┌──
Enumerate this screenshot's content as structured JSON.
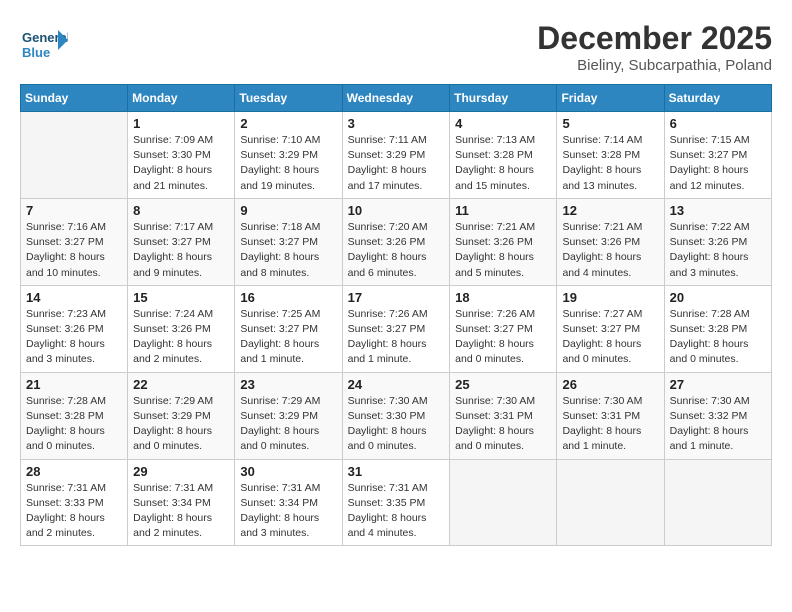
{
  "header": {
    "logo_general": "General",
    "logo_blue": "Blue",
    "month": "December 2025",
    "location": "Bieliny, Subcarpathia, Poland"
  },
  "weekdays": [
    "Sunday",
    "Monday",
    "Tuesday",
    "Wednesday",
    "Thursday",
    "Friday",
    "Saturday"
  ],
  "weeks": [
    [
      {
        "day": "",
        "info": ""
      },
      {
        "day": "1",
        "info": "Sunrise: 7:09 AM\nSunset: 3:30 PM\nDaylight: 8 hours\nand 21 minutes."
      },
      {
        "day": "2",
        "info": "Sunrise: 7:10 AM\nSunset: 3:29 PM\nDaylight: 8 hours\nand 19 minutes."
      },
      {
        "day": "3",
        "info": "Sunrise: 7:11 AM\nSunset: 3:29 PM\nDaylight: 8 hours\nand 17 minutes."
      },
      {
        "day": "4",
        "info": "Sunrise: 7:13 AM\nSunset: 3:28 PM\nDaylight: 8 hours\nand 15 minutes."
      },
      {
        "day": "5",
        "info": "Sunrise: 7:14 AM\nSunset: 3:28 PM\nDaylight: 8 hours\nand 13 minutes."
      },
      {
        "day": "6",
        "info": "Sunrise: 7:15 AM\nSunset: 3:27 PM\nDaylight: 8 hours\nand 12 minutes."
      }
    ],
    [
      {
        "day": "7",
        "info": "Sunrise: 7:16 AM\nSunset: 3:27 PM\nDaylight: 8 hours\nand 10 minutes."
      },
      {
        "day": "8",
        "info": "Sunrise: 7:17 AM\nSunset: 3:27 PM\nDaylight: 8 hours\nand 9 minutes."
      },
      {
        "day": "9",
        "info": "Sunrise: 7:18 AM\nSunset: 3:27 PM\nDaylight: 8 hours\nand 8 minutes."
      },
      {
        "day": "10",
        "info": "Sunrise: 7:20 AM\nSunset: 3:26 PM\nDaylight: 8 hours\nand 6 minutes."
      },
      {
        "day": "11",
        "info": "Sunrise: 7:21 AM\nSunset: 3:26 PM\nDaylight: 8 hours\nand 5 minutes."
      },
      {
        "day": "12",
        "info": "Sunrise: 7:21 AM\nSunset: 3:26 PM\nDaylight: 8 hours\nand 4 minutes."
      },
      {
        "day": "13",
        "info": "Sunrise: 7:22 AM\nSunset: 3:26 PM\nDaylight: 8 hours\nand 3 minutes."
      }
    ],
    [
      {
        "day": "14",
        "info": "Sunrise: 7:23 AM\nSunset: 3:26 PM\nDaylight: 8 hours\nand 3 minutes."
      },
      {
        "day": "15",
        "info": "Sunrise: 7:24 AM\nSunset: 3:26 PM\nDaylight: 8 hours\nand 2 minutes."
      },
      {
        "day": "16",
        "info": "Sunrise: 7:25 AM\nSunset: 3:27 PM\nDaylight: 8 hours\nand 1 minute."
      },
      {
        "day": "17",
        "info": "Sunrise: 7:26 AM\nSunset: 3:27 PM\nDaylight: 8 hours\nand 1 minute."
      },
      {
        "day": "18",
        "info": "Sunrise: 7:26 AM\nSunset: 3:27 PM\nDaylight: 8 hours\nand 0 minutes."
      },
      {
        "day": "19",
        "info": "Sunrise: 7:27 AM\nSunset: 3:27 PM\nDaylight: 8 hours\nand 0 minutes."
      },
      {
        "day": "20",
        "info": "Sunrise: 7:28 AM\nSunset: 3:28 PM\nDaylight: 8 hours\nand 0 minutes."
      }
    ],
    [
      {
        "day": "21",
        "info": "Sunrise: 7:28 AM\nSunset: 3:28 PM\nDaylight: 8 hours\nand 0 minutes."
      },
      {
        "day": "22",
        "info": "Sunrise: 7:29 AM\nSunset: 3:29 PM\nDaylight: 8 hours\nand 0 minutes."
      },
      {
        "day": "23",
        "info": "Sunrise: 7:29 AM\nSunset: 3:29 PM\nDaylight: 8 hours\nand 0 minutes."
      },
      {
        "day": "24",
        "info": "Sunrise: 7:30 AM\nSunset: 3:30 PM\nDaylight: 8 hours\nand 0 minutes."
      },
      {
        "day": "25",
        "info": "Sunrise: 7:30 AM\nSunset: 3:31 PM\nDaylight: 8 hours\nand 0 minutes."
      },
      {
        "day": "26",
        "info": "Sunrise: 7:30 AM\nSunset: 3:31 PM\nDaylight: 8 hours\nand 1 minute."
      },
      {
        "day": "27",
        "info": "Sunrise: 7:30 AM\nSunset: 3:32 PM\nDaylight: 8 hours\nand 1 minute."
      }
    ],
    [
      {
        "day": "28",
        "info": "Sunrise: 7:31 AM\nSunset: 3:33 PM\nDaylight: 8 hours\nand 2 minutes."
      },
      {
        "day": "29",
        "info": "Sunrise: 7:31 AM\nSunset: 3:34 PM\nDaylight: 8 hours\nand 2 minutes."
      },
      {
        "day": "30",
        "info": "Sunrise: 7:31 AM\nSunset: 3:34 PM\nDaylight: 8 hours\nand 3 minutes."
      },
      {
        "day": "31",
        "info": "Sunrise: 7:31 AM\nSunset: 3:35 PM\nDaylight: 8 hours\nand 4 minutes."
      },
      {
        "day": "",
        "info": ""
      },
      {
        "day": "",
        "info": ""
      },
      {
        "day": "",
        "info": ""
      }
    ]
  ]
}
└──
┌──
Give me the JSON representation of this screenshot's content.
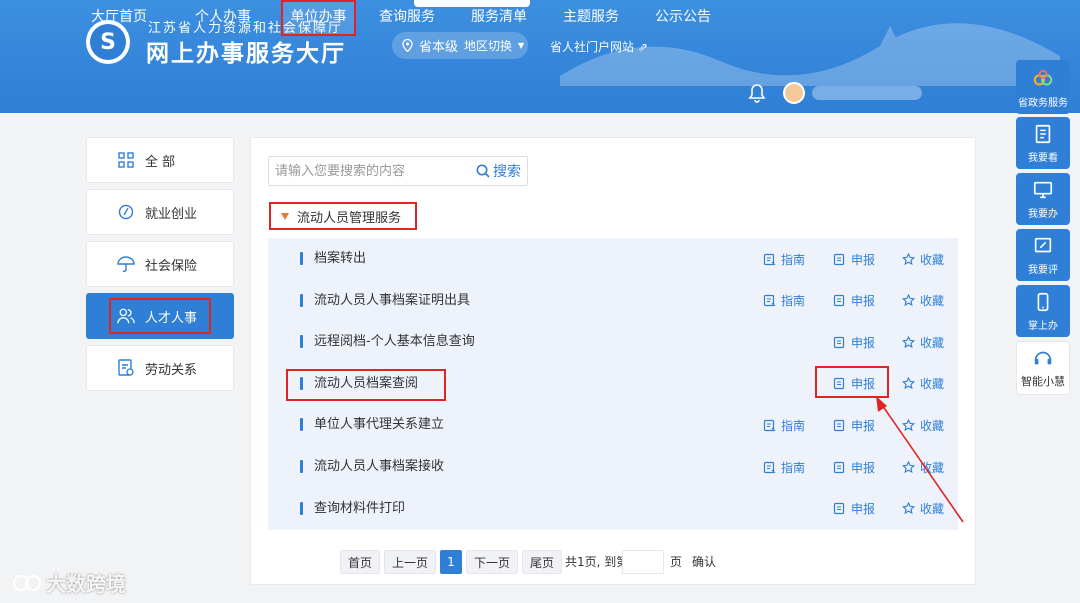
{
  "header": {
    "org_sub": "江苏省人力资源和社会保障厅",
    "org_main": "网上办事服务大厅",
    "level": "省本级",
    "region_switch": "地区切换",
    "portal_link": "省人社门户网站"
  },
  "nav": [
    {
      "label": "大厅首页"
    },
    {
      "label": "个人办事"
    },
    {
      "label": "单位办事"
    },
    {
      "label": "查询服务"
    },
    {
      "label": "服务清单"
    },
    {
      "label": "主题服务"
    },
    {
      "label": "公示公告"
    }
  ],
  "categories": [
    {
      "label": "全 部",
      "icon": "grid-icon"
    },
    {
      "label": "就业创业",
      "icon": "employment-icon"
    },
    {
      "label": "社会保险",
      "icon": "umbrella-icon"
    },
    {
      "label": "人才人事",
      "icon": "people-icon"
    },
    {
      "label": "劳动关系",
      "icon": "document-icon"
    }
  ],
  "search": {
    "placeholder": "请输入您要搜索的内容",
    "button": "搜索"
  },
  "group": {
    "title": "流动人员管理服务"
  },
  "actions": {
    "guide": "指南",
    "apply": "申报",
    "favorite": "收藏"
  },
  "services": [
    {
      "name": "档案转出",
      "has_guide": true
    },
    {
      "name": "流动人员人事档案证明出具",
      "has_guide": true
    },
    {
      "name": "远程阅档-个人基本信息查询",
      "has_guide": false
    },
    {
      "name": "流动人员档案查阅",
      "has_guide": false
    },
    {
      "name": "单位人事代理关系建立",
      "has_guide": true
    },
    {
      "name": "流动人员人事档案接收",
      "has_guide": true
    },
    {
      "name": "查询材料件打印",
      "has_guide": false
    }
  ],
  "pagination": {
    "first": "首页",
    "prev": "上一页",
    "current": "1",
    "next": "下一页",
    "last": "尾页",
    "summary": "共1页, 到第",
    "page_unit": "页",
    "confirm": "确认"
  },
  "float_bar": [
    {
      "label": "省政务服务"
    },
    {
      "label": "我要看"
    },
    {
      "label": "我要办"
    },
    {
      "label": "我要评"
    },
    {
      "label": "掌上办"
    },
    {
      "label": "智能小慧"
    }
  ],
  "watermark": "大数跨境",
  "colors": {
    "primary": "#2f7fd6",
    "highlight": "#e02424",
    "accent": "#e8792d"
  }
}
└──
▸ Objective
Pull every line containing "JSON" from the material above.

▸ Exercise answer
Enumerate this screenshot's content as structured JSON.
Give me the JSON representation of this screenshot's content.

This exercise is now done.